**Work to do**: Go through the records line by line and work out how many lines hold the word "berkiem". Answer with the number only.

□ □ □ □ □

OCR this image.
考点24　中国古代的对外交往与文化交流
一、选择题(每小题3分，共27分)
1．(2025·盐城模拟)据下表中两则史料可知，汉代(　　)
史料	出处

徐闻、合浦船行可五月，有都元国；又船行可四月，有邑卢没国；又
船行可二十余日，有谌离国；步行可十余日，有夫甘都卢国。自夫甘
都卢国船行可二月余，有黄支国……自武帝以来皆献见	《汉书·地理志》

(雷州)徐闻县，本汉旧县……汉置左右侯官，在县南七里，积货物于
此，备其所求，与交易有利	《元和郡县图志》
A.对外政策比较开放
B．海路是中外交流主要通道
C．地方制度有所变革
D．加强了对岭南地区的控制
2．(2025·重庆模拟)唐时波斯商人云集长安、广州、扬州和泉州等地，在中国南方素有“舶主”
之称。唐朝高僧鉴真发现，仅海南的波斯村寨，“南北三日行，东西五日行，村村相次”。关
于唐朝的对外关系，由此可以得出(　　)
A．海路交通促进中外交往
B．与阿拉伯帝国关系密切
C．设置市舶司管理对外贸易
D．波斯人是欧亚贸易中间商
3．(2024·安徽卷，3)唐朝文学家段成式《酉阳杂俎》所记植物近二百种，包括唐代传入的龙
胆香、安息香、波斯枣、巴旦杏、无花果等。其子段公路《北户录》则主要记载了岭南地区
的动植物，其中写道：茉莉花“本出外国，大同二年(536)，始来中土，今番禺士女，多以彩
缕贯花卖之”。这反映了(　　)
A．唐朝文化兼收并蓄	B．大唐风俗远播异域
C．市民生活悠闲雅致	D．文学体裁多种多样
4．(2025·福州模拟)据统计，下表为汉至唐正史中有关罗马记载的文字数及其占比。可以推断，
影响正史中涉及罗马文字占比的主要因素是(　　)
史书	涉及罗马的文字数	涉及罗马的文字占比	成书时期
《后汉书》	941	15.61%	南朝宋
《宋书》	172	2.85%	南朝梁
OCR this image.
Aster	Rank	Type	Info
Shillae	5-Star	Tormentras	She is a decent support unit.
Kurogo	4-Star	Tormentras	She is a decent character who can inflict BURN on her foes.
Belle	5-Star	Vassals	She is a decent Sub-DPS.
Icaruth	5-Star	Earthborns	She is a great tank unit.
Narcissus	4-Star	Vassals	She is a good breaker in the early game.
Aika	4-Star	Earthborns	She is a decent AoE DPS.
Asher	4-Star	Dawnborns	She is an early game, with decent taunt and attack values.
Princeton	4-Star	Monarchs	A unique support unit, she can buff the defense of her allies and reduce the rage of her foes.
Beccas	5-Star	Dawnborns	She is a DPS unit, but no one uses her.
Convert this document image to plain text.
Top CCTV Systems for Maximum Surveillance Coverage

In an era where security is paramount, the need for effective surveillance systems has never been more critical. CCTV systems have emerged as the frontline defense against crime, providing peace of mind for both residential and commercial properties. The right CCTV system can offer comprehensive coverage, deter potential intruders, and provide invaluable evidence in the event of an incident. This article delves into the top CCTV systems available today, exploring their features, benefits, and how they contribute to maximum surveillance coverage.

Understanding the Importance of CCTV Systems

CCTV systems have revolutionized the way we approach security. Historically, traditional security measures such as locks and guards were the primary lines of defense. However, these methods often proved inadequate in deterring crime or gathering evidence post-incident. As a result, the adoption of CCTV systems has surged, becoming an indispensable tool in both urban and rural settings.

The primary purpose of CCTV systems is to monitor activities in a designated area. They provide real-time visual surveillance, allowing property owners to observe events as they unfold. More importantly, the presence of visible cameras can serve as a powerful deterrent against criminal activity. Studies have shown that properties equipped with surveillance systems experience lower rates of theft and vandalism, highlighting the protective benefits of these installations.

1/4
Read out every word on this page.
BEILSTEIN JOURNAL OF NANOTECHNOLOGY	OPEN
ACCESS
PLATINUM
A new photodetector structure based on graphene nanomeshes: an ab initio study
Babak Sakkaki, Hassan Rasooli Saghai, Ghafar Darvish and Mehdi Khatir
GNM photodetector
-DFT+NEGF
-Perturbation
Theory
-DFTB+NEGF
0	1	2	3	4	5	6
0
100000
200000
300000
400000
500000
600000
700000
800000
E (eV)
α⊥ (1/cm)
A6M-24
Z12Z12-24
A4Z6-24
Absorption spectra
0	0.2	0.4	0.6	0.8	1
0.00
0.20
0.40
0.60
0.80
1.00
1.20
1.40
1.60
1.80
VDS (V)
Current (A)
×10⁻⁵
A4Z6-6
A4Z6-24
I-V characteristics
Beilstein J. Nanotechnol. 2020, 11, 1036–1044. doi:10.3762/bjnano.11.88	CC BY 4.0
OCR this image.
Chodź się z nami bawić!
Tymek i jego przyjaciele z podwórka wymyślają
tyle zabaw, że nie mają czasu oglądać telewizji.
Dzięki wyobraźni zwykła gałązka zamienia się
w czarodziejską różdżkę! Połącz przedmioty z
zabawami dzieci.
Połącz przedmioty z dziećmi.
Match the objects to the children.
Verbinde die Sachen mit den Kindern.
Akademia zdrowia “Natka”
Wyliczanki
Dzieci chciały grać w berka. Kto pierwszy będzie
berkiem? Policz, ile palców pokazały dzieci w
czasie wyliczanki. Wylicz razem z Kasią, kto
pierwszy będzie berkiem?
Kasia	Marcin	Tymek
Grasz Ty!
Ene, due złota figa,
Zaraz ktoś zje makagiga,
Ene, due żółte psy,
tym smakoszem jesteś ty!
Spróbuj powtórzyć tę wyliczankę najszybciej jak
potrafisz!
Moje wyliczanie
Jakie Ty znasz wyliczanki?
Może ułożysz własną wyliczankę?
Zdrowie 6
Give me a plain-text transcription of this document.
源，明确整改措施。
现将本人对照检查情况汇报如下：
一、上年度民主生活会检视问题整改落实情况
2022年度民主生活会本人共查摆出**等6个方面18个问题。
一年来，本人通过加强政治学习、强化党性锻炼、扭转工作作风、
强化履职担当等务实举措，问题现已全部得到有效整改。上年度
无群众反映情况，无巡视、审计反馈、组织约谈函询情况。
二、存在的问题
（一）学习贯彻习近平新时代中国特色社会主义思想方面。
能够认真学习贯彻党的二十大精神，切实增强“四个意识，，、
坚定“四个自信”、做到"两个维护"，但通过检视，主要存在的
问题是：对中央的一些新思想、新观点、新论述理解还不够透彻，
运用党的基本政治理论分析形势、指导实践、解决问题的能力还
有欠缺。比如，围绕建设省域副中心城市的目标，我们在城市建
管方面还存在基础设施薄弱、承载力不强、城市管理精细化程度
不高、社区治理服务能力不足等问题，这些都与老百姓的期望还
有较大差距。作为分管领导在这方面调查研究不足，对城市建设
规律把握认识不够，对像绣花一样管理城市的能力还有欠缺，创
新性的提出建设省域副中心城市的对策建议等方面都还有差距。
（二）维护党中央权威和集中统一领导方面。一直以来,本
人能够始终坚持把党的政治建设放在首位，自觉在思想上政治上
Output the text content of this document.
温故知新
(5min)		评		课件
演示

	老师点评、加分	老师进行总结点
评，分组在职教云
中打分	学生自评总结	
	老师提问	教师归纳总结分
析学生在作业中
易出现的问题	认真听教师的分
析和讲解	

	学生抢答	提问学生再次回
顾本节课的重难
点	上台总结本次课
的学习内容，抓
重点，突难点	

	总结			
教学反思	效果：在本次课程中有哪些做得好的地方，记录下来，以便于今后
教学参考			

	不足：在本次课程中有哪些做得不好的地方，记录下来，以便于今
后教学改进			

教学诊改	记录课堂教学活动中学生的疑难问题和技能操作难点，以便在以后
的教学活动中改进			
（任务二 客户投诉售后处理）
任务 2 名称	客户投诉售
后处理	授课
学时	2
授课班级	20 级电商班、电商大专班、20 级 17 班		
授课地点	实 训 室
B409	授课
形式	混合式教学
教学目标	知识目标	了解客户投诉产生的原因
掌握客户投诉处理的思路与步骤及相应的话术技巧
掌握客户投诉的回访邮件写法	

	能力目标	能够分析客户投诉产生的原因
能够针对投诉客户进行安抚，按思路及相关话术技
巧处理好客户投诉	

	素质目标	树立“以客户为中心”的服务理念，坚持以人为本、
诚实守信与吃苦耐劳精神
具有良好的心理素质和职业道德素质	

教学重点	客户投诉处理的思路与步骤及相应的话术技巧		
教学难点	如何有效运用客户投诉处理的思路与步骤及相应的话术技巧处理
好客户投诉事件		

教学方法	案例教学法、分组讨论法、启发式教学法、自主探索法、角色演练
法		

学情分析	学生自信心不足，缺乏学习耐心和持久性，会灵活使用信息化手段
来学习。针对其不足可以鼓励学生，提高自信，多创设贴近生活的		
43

□ □ □ □ □

**Complete output**: 2